**Task goal:**
Each line below should be retyped exactly, with no pictures.

********************

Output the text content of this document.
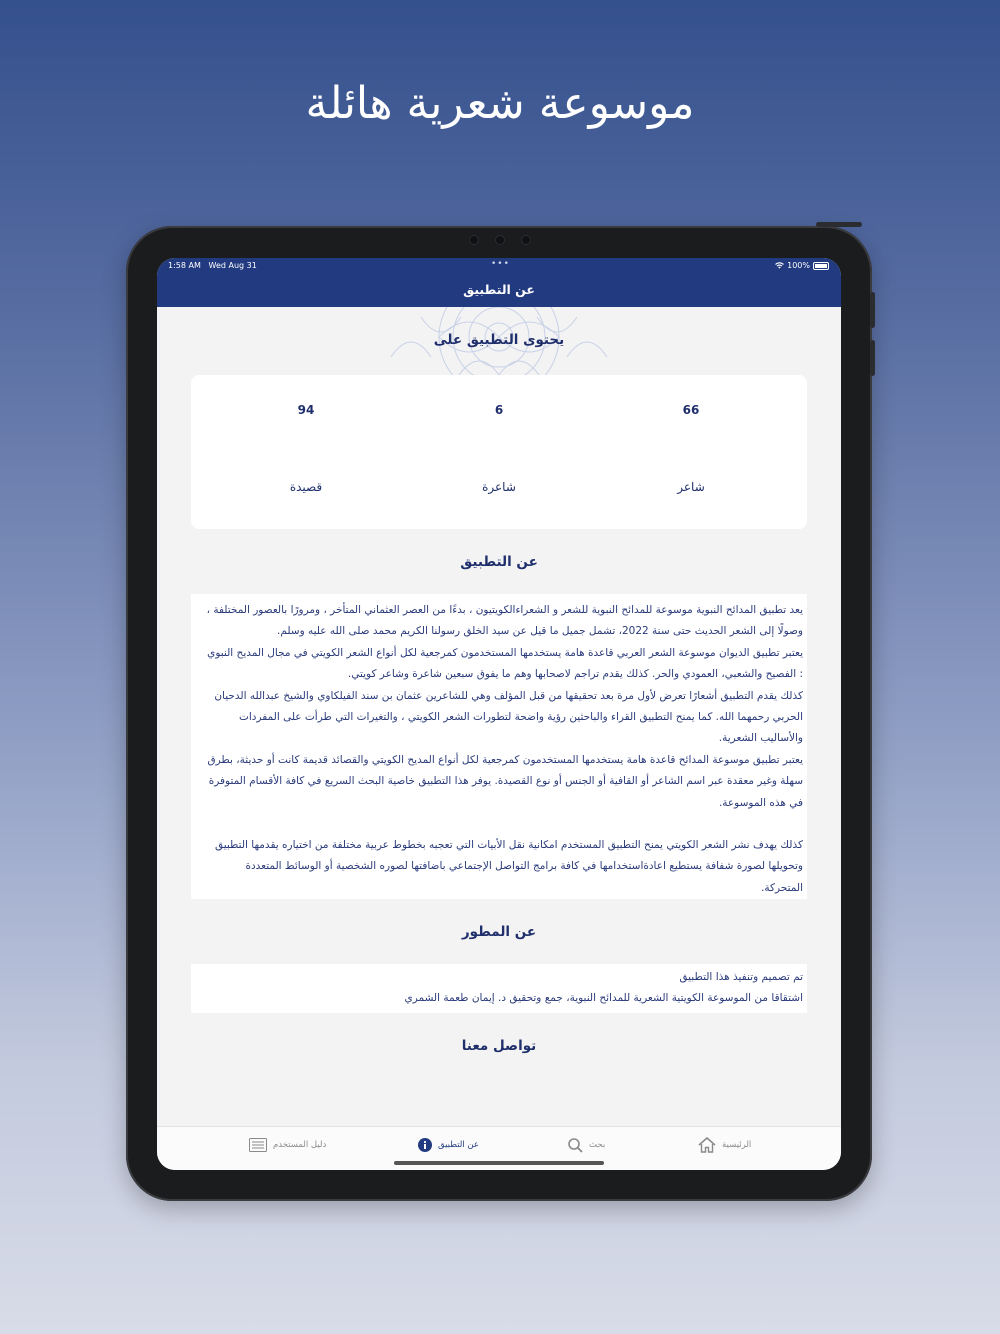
موسوعة شعرية هائلة
1:58 AM Wed Aug 31	•••	100%
عن التطبيق
يحتوى التطبيق على
94
قصيدة
6
شاعرة
66
شاعر
عن التطبيق

يعد تطبيق المدائح النبوية موسوعة للمدائح النبوية للشعر و الشعراءالكويتيون ، بدءًا من العصر العثماني المتأخر ، ومرورًا بالعصور المختلفة ، وصولًا إلى الشعر الحديث حتى سنة 2022، تشمل جميل ما قيل عن سيد الخلق رسولنا الكريم محمد صلى الله عليه وسلم.

يعتبر تطبيق الديوان موسوعة الشعر العربي قاعدة هامة يستخدمها المستخدمون كمرجعية لكل أنواع الشعر الكويتي في مجال المديح النبوي : الفصيح والشعبي، العمودي والحر. كذلك يقدم تراجم لاصحابها وهم ما يفوق سبعين شاعرة وشاعر كويتي.

كذلك يقدم التطبيق أشعارًا تعرض لأول مرة بعد تحقيقها من قبل المؤلف وهي للشاعرين عثمان بن سند الفيلكاوي والشيخ عبدالله الدحيان الحربي رحمهما الله. كما يمنح التطبيق القراء والباحثين رؤية واضحة لتطورات الشعر الكويتي ، والتغيرات التي طرأت على المفردات والأساليب الشعرية.

يعتبر تطبيق موسوعة المدائح قاعدة هامة يستخدمها المستخدمون كمرجعية لكل أنواع المديح الكويتي والقصائد قديمة كانت أو حديثة، بطرق سهلة وغير معقدة عبر اسم الشاعر أو القافية أو الجنس أو نوع القصيدة. يوفر هذا التطبيق خاصية البحث السريع في كافة الأقسام المتوفرة في هذه الموسوعة.

كذلك يهدف نشر الشعر الكويتي يمنح التطبيق المستخدم امكانية نقل الأبيات التي تعجبه بخطوط عربية مختلفة من اختياره يقدمها التطبيق وتحويلها لصورة شفافة يستطيع اعادةاستخدامها في كافة برامج التواصل الإجتماعي باضافتها لصوره الشخصية أو الوسائط المتعددة المتحركة.

عن المطور

تم تصميم وتنفيذ هذا التطبيق

اشتقاقا من الموسوعة الكويتية الشعرية للمدائح النبوية، جمع وتحقيق د. إيمان طعمة الشمري

تواصل معنا
دليل المستخدم	عن التطبيق	بحث	الرئيسية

********************

**Solution to this exercise:**
Output the text content of this document.
موسوعة شعرية هائلة
1:58 AM Wed Aug 31	•••	100%
عن التطبيق
يحتوى التطبيق على
94
قصيدة
6
شاعرة
66
شاعر
عن التطبيق

يعد تطبيق المدائح النبوية موسوعة للمدائح النبوية للشعر و الشعراءالكويتيون ، بدءًا من العصر العثماني المتأخر ، ومرورًا بالعصور المختلفة ، وصولًا إلى الشعر الحديث حتى سنة 2022، تشمل جميل ما قيل عن سيد الخلق رسولنا الكريم محمد صلى الله عليه وسلم.

يعتبر تطبيق الديوان موسوعة الشعر العربي قاعدة هامة يستخدمها المستخدمون كمرجعية لكل أنواع الشعر الكويتي في مجال المديح النبوي : الفصيح والشعبي، العمودي والحر. كذلك يقدم تراجم لاصحابها وهم ما يفوق سبعين شاعرة وشاعر كويتي.

كذلك يقدم التطبيق أشعارًا تعرض لأول مرة بعد تحقيقها من قبل المؤلف وهي للشاعرين عثمان بن سند الفيلكاوي والشيخ عبدالله الدحيان الحربي رحمهما الله. كما يمنح التطبيق القراء والباحثين رؤية واضحة لتطورات الشعر الكويتي ، والتغيرات التي طرأت على المفردات والأساليب الشعرية.

يعتبر تطبيق موسوعة المدائح قاعدة هامة يستخدمها المستخدمون كمرجعية لكل أنواع المديح الكويتي والقصائد قديمة كانت أو حديثة، بطرق سهلة وغير معقدة عبر اسم الشاعر أو القافية أو الجنس أو نوع القصيدة. يوفر هذا التطبيق خاصية البحث السريع في كافة الأقسام المتوفرة في هذه الموسوعة.

كذلك يهدف نشر الشعر الكويتي يمنح التطبيق المستخدم امكانية نقل الأبيات التي تعجبه بخطوط عربية مختلفة من اختياره يقدمها التطبيق وتحويلها لصورة شفافة يستطيع اعادةاستخدامها في كافة برامج التواصل الإجتماعي باضافتها لصوره الشخصية أو الوسائط المتعددة المتحركة.

عن المطور

تم تصميم وتنفيذ هذا التطبيق

اشتقاقا من الموسوعة الكويتية الشعرية للمدائح النبوية، جمع وتحقيق د. إيمان طعمة الشمري

تواصل معنا
دليل المستخدم	عن التطبيق	بحث	الرئيسية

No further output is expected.